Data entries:
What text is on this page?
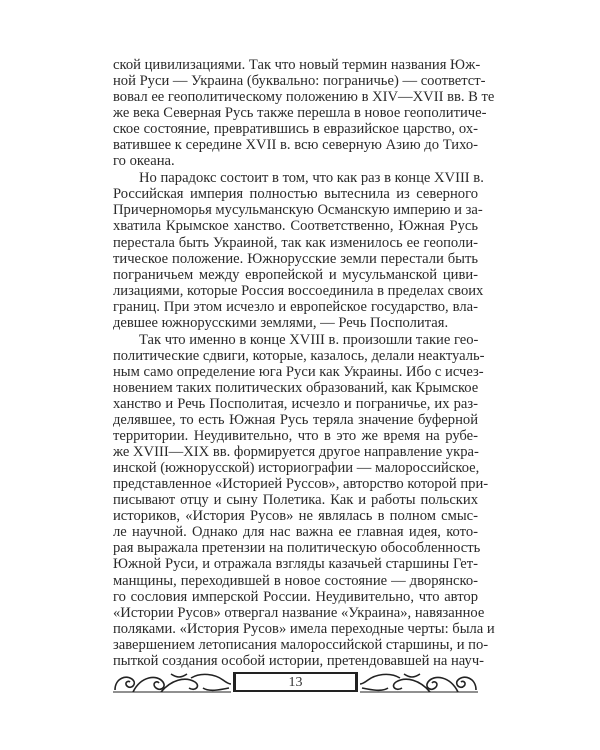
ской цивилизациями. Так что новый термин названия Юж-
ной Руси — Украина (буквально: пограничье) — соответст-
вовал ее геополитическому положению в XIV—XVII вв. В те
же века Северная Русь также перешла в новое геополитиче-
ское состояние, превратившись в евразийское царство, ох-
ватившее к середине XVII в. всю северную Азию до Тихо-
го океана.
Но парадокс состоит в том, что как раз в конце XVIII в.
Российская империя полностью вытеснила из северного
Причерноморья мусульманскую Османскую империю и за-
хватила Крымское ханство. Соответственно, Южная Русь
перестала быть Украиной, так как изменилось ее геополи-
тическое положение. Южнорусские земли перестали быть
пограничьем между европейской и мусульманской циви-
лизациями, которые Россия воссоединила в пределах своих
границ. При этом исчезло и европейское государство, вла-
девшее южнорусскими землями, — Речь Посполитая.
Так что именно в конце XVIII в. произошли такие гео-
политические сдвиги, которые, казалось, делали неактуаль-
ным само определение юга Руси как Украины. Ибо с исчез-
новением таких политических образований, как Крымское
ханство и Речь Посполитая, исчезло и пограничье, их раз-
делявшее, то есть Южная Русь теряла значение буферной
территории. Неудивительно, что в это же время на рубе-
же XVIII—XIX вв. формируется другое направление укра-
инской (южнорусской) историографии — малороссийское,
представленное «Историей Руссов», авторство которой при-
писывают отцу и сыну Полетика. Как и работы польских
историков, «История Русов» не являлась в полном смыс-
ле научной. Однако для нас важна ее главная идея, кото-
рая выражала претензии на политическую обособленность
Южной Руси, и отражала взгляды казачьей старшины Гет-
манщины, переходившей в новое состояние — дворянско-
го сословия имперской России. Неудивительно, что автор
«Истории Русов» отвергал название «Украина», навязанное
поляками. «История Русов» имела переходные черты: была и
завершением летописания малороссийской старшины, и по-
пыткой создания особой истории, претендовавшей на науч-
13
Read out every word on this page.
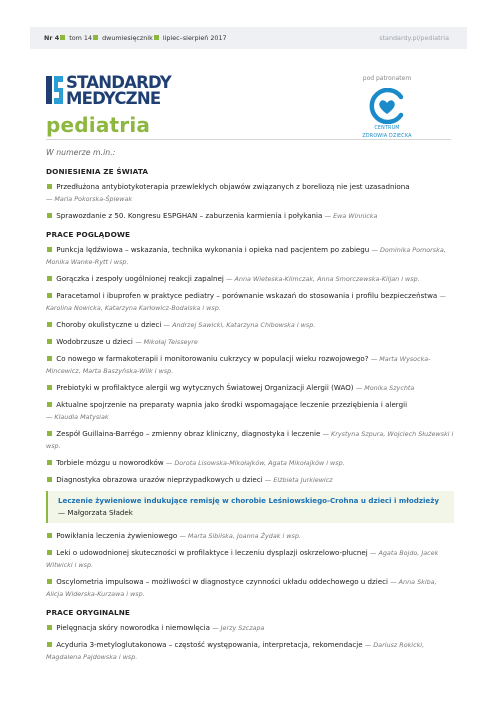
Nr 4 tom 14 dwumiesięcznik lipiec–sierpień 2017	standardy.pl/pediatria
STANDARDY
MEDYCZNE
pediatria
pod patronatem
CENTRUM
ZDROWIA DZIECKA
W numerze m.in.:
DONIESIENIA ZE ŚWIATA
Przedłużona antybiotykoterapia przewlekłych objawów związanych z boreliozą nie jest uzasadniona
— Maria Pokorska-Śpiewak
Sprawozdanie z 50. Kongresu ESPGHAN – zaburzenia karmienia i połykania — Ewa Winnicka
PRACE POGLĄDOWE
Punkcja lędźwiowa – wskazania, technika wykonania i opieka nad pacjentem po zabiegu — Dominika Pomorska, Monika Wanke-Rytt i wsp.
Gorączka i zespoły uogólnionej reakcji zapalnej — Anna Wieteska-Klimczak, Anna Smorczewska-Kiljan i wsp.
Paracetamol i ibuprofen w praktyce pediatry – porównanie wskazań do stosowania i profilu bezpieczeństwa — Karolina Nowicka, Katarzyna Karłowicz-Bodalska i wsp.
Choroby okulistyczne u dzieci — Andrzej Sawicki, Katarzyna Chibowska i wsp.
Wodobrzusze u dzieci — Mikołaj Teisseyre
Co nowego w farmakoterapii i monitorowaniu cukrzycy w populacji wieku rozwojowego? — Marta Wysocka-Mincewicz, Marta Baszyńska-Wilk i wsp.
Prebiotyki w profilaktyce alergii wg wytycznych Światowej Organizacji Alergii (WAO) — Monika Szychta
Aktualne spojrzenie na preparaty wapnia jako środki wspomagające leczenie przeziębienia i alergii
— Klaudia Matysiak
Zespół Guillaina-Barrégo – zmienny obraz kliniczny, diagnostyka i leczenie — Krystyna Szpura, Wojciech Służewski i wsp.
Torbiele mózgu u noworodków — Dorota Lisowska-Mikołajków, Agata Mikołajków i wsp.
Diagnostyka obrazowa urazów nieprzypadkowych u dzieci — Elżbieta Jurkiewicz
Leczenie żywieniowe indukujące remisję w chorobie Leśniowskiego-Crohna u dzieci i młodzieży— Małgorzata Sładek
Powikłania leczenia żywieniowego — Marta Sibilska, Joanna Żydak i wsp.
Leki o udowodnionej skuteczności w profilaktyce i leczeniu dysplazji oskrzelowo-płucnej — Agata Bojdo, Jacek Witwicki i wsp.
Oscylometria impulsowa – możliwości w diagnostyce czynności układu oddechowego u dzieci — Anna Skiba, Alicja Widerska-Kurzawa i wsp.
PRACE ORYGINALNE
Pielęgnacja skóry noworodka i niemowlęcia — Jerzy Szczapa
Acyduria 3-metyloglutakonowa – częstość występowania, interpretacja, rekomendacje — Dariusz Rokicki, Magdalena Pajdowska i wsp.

REQUEST: The data above needs to be retyped exactly, with the images left out.

THE RESULT:
What text is on this page?
ской цивилизациями. Так что новый термин названия Юж-
ной Руси — Украина (буквально: пограничье) — соответст-
вовал ее геополитическому положению в XIV—XVII вв. В те
же века Северная Русь также перешла в новое геополитиче-
ское состояние, превратившись в евразийское царство, ох-
ватившее к середине XVII в. всю северную Азию до Тихо-
го океана.
Но парадокс состоит в том, что как раз в конце XVIII в.
Российская империя полностью вытеснила из северного
Причерноморья мусульманскую Османскую империю и за-
хватила Крымское ханство. Соответственно, Южная Русь
перестала быть Украиной, так как изменилось ее геополи-
тическое положение. Южнорусские земли перестали быть
пограничьем между европейской и мусульманской циви-
лизациями, которые Россия воссоединила в пределах своих
границ. При этом исчезло и европейское государство, вла-
девшее южнорусскими землями, — Речь Посполитая.
Так что именно в конце XVIII в. произошли такие гео-
политические сдвиги, которые, казалось, делали неактуаль-
ным само определение юга Руси как Украины. Ибо с исчез-
новением таких политических образований, как Крымское
ханство и Речь Посполитая, исчезло и пограничье, их раз-
делявшее, то есть Южная Русь теряла значение буферной
территории. Неудивительно, что в это же время на рубе-
же XVIII—XIX вв. формируется другое направление укра-
инской (южнорусской) историографии — малороссийское,
представленное «Историей Руссов», авторство которой при-
писывают отцу и сыну Полетика. Как и работы польских
историков, «История Русов» не являлась в полном смыс-
ле научной. Однако для нас важна ее главная идея, кото-
рая выражала претензии на политическую обособленность
Южной Руси, и отражала взгляды казачьей старшины Гет-
манщины, переходившей в новое состояние — дворянско-
го сословия имперской России. Неудивительно, что автор
«Истории Русов» отвергал название «Украина», навязанное
поляками. «История Русов» имела переходные черты: была и
завершением летописания малороссийской старшины, и по-
пыткой создания особой истории, претендовавшей на науч-
13
Read out every word on this page.
Nr 4 tom 14 dwumiesięcznik lipiec–sierpień 2017	standardy.pl/pediatria
STANDARDY
MEDYCZNE
pediatria
pod patronatem
CENTRUM
ZDROWIA DZIECKA
W numerze m.in.:
DONIESIENIA ZE ŚWIATA
Przedłużona antybiotykoterapia przewlekłych objawów związanych z boreliozą nie jest uzasadniona
— Maria Pokorska-Śpiewak
Sprawozdanie z 50. Kongresu ESPGHAN – zaburzenia karmienia i połykania — Ewa Winnicka
PRACE POGLĄDOWE
Punkcja lędźwiowa – wskazania, technika wykonania i opieka nad pacjentem po zabiegu — Dominika Pomorska, Monika Wanke-Rytt i wsp.
Gorączka i zespoły uogólnionej reakcji zapalnej — Anna Wieteska-Klimczak, Anna Smorczewska-Kiljan i wsp.
Paracetamol i ibuprofen w praktyce pediatry – porównanie wskazań do stosowania i profilu bezpieczeństwa — Karolina Nowicka, Katarzyna Karłowicz-Bodalska i wsp.
Choroby okulistyczne u dzieci — Andrzej Sawicki, Katarzyna Chibowska i wsp.
Wodobrzusze u dzieci — Mikołaj Teisseyre
Co nowego w farmakoterapii i monitorowaniu cukrzycy w populacji wieku rozwojowego? — Marta Wysocka-Mincewicz, Marta Baszyńska-Wilk i wsp.
Prebiotyki w profilaktyce alergii wg wytycznych Światowej Organizacji Alergii (WAO) — Monika Szychta
Aktualne spojrzenie na preparaty wapnia jako środki wspomagające leczenie przeziębienia i alergii
— Klaudia Matysiak
Zespół Guillaina-Barrégo – zmienny obraz kliniczny, diagnostyka i leczenie — Krystyna Szpura, Wojciech Służewski i wsp.
Torbiele mózgu u noworodków — Dorota Lisowska-Mikołajków, Agata Mikołajków i wsp.
Diagnostyka obrazowa urazów nieprzypadkowych u dzieci — Elżbieta Jurkiewicz
Leczenie żywieniowe indukujące remisję w chorobie Leśniowskiego-Crohna u dzieci i młodzieży— Małgorzata Sładek
Powikłania leczenia żywieniowego — Marta Sibilska, Joanna Żydak i wsp.
Leki o udowodnionej skuteczności w profilaktyce i leczeniu dysplazji oskrzelowo-płucnej — Agata Bojdo, Jacek Witwicki i wsp.
Oscylometria impulsowa – możliwości w diagnostyce czynności układu oddechowego u dzieci — Anna Skiba, Alicja Widerska-Kurzawa i wsp.
PRACE ORYGINALNE
Pielęgnacja skóry noworodka i niemowlęcia — Jerzy Szczapa
Acyduria 3-metyloglutakonowa – częstość występowania, interpretacja, rekomendacje — Dariusz Rokicki, Magdalena Pajdowska i wsp.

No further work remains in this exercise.